• _TASK GOAL_: Reproduce the listing below in its entirety. Change nothing.

Excerpt from a dataset:

────────────────────

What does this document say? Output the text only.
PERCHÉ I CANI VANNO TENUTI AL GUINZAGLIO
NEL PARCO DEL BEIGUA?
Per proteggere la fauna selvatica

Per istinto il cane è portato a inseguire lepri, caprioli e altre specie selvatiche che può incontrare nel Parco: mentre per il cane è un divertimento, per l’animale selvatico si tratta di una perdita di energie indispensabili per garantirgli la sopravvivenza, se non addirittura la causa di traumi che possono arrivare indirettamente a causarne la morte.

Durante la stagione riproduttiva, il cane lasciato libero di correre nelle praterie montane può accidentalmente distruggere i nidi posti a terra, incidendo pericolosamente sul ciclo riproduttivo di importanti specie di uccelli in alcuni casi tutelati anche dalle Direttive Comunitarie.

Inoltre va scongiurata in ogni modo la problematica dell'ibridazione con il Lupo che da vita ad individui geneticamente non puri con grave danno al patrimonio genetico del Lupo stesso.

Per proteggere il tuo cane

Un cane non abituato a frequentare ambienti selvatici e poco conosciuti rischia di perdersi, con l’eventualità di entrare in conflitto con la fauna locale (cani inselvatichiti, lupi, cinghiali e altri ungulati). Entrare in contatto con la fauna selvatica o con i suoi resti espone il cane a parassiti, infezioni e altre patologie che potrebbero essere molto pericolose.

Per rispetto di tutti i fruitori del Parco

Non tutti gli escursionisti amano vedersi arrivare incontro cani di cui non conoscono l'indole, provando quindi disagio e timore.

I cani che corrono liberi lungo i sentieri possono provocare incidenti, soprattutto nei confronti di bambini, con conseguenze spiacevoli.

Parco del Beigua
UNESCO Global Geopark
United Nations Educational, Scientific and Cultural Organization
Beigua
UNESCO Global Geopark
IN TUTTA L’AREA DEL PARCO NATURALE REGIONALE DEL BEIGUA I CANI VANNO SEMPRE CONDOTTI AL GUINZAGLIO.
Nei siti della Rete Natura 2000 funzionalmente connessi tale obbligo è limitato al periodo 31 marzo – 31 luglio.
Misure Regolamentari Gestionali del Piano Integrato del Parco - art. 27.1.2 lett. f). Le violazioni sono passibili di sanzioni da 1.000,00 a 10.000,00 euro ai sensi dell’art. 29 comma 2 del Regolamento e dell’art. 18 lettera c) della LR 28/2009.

────────────────────

• _TASK OUTPUT_:
What does this document say? Output the text only.
PERCHÉ I CANI VANNO TENUTI AL GUINZAGLIO
NEL PARCO DEL BEIGUA?
Per proteggere la fauna selvatica

Per istinto il cane è portato a inseguire lepri, caprioli e altre specie selvatiche che può incontrare nel Parco: mentre per il cane è un divertimento, per l’animale selvatico si tratta di una perdita di energie indispensabili per garantirgli la sopravvivenza, se non addirittura la causa di traumi che possono arrivare indirettamente a causarne la morte.

Durante la stagione riproduttiva, il cane lasciato libero di correre nelle praterie montane può accidentalmente distruggere i nidi posti a terra, incidendo pericolosamente sul ciclo riproduttivo di importanti specie di uccelli in alcuni casi tutelati anche dalle Direttive Comunitarie.

Inoltre va scongiurata in ogni modo la problematica dell'ibridazione con il Lupo che da vita ad individui geneticamente non puri con grave danno al patrimonio genetico del Lupo stesso.

Per proteggere il tuo cane

Un cane non abituato a frequentare ambienti selvatici e poco conosciuti rischia di perdersi, con l’eventualità di entrare in conflitto con la fauna locale (cani inselvatichiti, lupi, cinghiali e altri ungulati). Entrare in contatto con la fauna selvatica o con i suoi resti espone il cane a parassiti, infezioni e altre patologie che potrebbero essere molto pericolose.

Per rispetto di tutti i fruitori del Parco

Non tutti gli escursionisti amano vedersi arrivare incontro cani di cui non conoscono l'indole, provando quindi disagio e timore.

I cani che corrono liberi lungo i sentieri possono provocare incidenti, soprattutto nei confronti di bambini, con conseguenze spiacevoli.

Parco del Beigua
UNESCO Global Geopark
United Nations Educational, Scientific and Cultural Organization
Beigua
UNESCO Global Geopark
IN TUTTA L’AREA DEL PARCO NATURALE REGIONALE DEL BEIGUA I CANI VANNO SEMPRE CONDOTTI AL GUINZAGLIO.
Nei siti della Rete Natura 2000 funzionalmente connessi tale obbligo è limitato al periodo 31 marzo – 31 luglio.
Misure Regolamentari Gestionali del Piano Integrato del Parco - art. 27.1.2 lett. f). Le violazioni sono passibili di sanzioni da 1.000,00 a 10.000,00 euro ai sensi dell’art. 29 comma 2 del Regolamento e dell’art. 18 lettera c) della LR 28/2009.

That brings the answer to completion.